◆ Exercise goal
Reproduce the entries exactly.

(Stored data)
[Start]

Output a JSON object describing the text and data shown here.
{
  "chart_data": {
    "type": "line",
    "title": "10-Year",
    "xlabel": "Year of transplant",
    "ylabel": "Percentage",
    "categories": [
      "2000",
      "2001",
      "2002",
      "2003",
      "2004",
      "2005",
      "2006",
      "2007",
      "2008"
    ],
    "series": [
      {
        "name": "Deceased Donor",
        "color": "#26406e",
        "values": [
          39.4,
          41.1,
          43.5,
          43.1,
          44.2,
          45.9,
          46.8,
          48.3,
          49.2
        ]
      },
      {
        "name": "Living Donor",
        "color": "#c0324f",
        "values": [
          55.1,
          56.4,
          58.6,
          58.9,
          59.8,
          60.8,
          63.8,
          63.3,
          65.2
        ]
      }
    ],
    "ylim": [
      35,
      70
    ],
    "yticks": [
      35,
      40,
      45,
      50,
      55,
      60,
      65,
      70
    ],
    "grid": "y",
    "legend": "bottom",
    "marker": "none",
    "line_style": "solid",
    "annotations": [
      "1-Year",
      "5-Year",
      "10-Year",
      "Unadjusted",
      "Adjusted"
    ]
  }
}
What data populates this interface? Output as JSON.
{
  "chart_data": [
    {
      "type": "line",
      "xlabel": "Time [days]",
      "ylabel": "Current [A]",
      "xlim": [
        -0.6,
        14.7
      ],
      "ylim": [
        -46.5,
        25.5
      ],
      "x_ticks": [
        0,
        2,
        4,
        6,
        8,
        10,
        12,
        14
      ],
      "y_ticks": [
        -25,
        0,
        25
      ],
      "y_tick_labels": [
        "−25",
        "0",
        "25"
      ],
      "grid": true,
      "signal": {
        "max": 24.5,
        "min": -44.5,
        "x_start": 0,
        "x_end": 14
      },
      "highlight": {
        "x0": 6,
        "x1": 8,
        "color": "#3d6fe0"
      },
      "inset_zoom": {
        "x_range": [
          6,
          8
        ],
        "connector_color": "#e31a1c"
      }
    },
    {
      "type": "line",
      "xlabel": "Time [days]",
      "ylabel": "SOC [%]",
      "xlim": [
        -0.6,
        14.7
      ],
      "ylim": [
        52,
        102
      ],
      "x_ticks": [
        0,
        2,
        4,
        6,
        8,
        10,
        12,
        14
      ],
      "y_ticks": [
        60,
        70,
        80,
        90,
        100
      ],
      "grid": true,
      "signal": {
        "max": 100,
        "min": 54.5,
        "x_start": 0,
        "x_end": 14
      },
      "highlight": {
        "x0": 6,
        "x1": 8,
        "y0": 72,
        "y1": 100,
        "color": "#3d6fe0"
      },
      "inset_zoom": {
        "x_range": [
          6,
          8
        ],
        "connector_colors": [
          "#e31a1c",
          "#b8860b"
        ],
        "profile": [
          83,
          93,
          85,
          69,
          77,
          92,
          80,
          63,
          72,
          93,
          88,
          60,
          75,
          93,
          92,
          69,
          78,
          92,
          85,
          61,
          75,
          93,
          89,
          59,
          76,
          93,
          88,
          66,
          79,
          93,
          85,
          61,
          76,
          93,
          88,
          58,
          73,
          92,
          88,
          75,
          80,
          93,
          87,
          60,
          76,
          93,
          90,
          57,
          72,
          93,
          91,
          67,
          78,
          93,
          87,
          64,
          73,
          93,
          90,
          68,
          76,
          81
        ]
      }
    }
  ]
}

[End]

◆ Task result
Output a JSON object describing the text and data shown here.
{
  "chart_data": {
    "type": "line",
    "title": "10-Year",
    "xlabel": "Year of transplant",
    "ylabel": "Percentage",
    "categories": [
      "2000",
      "2001",
      "2002",
      "2003",
      "2004",
      "2005",
      "2006",
      "2007",
      "2008"
    ],
    "series": [
      {
        "name": "Deceased Donor",
        "color": "#26406e",
        "values": [
          39.4,
          41.1,
          43.5,
          43.1,
          44.2,
          45.9,
          46.8,
          48.3,
          49.2
        ]
      },
      {
        "name": "Living Donor",
        "color": "#c0324f",
        "values": [
          55.1,
          56.4,
          58.6,
          58.9,
          59.8,
          60.8,
          63.8,
          63.3,
          65.2
        ]
      }
    ],
    "ylim": [
      35,
      70
    ],
    "yticks": [
      35,
      40,
      45,
      50,
      55,
      60,
      65,
      70
    ],
    "grid": "y",
    "legend": "bottom",
    "marker": "none",
    "line_style": "solid",
    "annotations": [
      "1-Year",
      "5-Year",
      "10-Year",
      "Unadjusted",
      "Adjusted"
    ]
  }
}
What data populates this interface? Output as JSON.
{
  "chart_data": [
    {
      "type": "line",
      "xlabel": "Time [days]",
      "ylabel": "Current [A]",
      "xlim": [
        -0.6,
        14.7
      ],
      "ylim": [
        -46.5,
        25.5
      ],
      "x_ticks": [
        0,
        2,
        4,
        6,
        8,
        10,
        12,
        14
      ],
      "y_ticks": [
        -25,
        0,
        25
      ],
      "y_tick_labels": [
        "−25",
        "0",
        "25"
      ],
      "grid": true,
      "signal": {
        "max": 24.5,
        "min": -44.5,
        "x_start": 0,
        "x_end": 14
      },
      "highlight": {
        "x0": 6,
        "x1": 8,
        "color": "#3d6fe0"
      },
      "inset_zoom": {
        "x_range": [
          6,
          8
        ],
        "connector_color": "#e31a1c"
      }
    },
    {
      "type": "line",
      "xlabel": "Time [days]",
      "ylabel": "SOC [%]",
      "xlim": [
        -0.6,
        14.7
      ],
      "ylim": [
        52,
        102
      ],
      "x_ticks": [
        0,
        2,
        4,
        6,
        8,
        10,
        12,
        14
      ],
      "y_ticks": [
        60,
        70,
        80,
        90,
        100
      ],
      "grid": true,
      "signal": {
        "max": 100,
        "min": 54.5,
        "x_start": 0,
        "x_end": 14
      },
      "highlight": {
        "x0": 6,
        "x1": 8,
        "y0": 72,
        "y1": 100,
        "color": "#3d6fe0"
      },
      "inset_zoom": {
        "x_range": [
          6,
          8
        ],
        "connector_colors": [
          "#e31a1c",
          "#b8860b"
        ],
        "profile": [
          83,
          93,
          85,
          69,
          77,
          92,
          80,
          63,
          72,
          93,
          88,
          60,
          75,
          93,
          92,
          69,
          78,
          92,
          85,
          61,
          75,
          93,
          89,
          59,
          76,
          93,
          88,
          66,
          79,
          93,
          85,
          61,
          76,
          93,
          88,
          58,
          73,
          92,
          88,
          75,
          80,
          93,
          87,
          60,
          76,
          93,
          90,
          57,
          72,
          93,
          91,
          67,
          78,
          93,
          87,
          64,
          73,
          93,
          90,
          68,
          76,
          81
        ]
      }
    }
  ]
}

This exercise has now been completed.